Dataset excerpts:

========

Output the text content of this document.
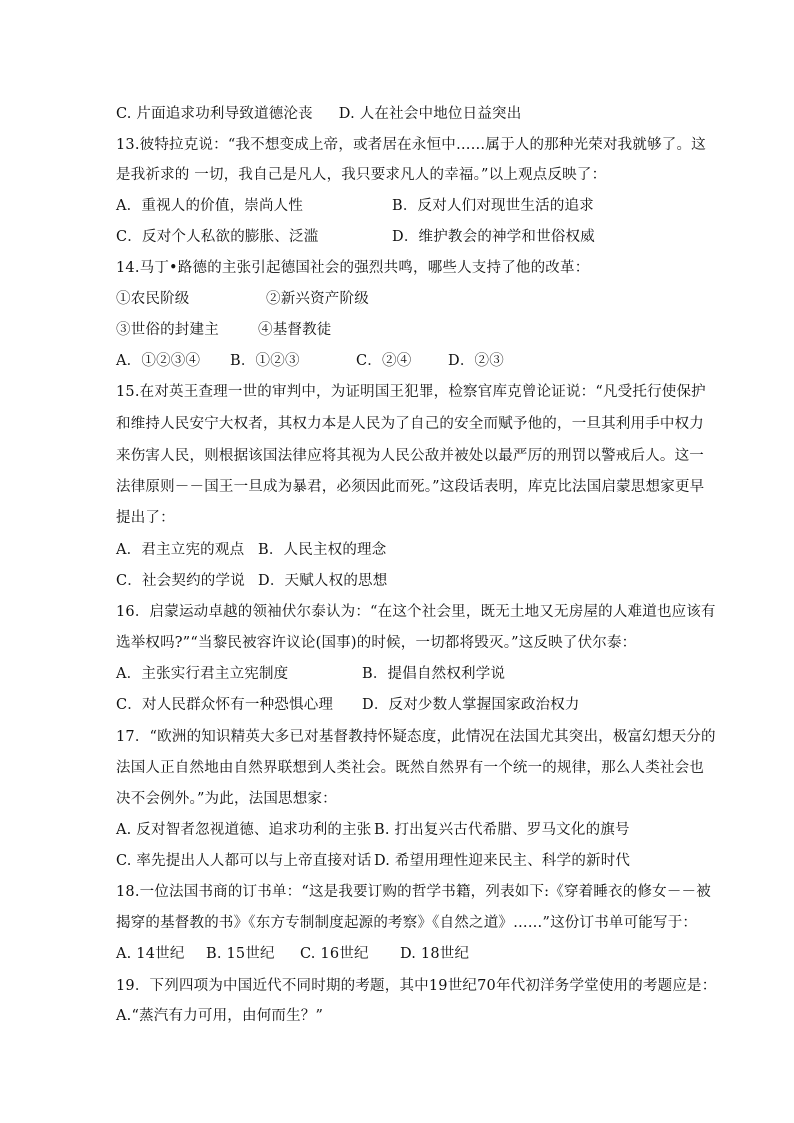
C. 片面追求功利导致道德沦丧 D. 人在社会中地位日益突出
13.彼特拉克说：“我不想变成上帝，或者居在永恒中……属于人的那种光荣对我就够了。这
是我祈求的 一切，我自己是凡人，我只要求凡人的幸福。”以上观点反映了：
A．重视人的价值，崇尚人性	B．反对人们对现世生活的追求
C．反对个人私欲的膨胀、泛滥	D．维护教会的神学和世俗权威
14.马丁•路德的主张引起德国社会的强烈共鸣，哪些人支持了他的改革：
①农民阶级	②新兴资产阶级
③世俗的封建主	④基督教徒
A．①②③④ B．①②③	C．②④	D．②③
15.在对英王查理一世的审判中，为证明国王犯罪，检察官库克曾论证说：“凡受托行使保护
和维持人民安宁大权者，其权力本是人民为了自己的安全而赋予他的，一旦其利用手中权力
来伤害人民，则根据该国法律应将其视为人民公敌并被处以最严厉的刑罚以警戒后人。这一
法律原则－－国王一旦成为暴君，必须因此而死。”这段话表明，库克比法国启蒙思想家更早
提出了：
A．君主立宪的观点 B．人民主权的理念
C．社会契约的学说 D．天赋人权的思想
16．启蒙运动卓越的领袖伏尔泰认为：“在这个社会里，既无土地又无房屋的人难道也应该有
选举权吗?”“当黎民被容许议论(国事)的时候，一切都将毁灭。”这反映了伏尔泰：
A．主张实行君主立宪制度	B．提倡自然权利学说
C．对人民群众怀有一种恐惧心理 D．反对少数人掌握国家政治权力
17．“欧洲的知识精英大多已对基督教持怀疑态度，此情况在法国尤其突出，极富幻想天分的
法国人正自然地由自然界联想到人类社会。既然自然界有一个统一的规律，那么人类社会也
决不会例外。”为此，法国思想家：
A. 反对智者忽视道德、追求功利的主张 B. 打出复兴古代希腊、罗马文化的旗号
C. 率先提出人人都可以与上帝直接对话 D. 希望用理性迎来民主、科学的新时代
18.一位法国书商的订书单：“这是我要订购的哲学书籍，列表如下:《穿着睡衣的修女－－被
揭穿的基督教的书》《东方专制制度起源的考察》《自然之道》……”这份订书单可能写于：
A. 14世纪 B. 15世纪 C. 16世纪 D. 18世纪
19．下列四项为中国近代不同时期的考题，其中19世纪70年代初洋务学堂使用的考题应是：
A.“蒸汽有力可用，由何而生？”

========

Problem: Pictures stay out; reproduce every line of the records exactly.

Answer to the task:
Output the text content of this document.
C. 片面追求功利导致道德沦丧 D. 人在社会中地位日益突出
13.彼特拉克说：“我不想变成上帝，或者居在永恒中……属于人的那种光荣对我就够了。这
是我祈求的 一切，我自己是凡人，我只要求凡人的幸福。”以上观点反映了：
A．重视人的价值，崇尚人性	B．反对人们对现世生活的追求
C．反对个人私欲的膨胀、泛滥	D．维护教会的神学和世俗权威
14.马丁•路德的主张引起德国社会的强烈共鸣，哪些人支持了他的改革：
①农民阶级	②新兴资产阶级
③世俗的封建主	④基督教徒
A．①②③④ B．①②③	C．②④	D．②③
15.在对英王查理一世的审判中，为证明国王犯罪，检察官库克曾论证说：“凡受托行使保护
和维持人民安宁大权者，其权力本是人民为了自己的安全而赋予他的，一旦其利用手中权力
来伤害人民，则根据该国法律应将其视为人民公敌并被处以最严厉的刑罚以警戒后人。这一
法律原则－－国王一旦成为暴君，必须因此而死。”这段话表明，库克比法国启蒙思想家更早
提出了：
A．君主立宪的观点 B．人民主权的理念
C．社会契约的学说 D．天赋人权的思想
16．启蒙运动卓越的领袖伏尔泰认为：“在这个社会里，既无土地又无房屋的人难道也应该有
选举权吗?”“当黎民被容许议论(国事)的时候，一切都将毁灭。”这反映了伏尔泰：
A．主张实行君主立宪制度	B．提倡自然权利学说
C．对人民群众怀有一种恐惧心理 D．反对少数人掌握国家政治权力
17．“欧洲的知识精英大多已对基督教持怀疑态度，此情况在法国尤其突出，极富幻想天分的
法国人正自然地由自然界联想到人类社会。既然自然界有一个统一的规律，那么人类社会也
决不会例外。”为此，法国思想家：
A. 反对智者忽视道德、追求功利的主张 B. 打出复兴古代希腊、罗马文化的旗号
C. 率先提出人人都可以与上帝直接对话 D. 希望用理性迎来民主、科学的新时代
18.一位法国书商的订书单：“这是我要订购的哲学书籍，列表如下:《穿着睡衣的修女－－被
揭穿的基督教的书》《东方专制制度起源的考察》《自然之道》……”这份订书单可能写于：
A. 14世纪 B. 15世纪 C. 16世纪 D. 18世纪
19．下列四项为中国近代不同时期的考题，其中19世纪70年代初洋务学堂使用的考题应是：
A.“蒸汽有力可用，由何而生？”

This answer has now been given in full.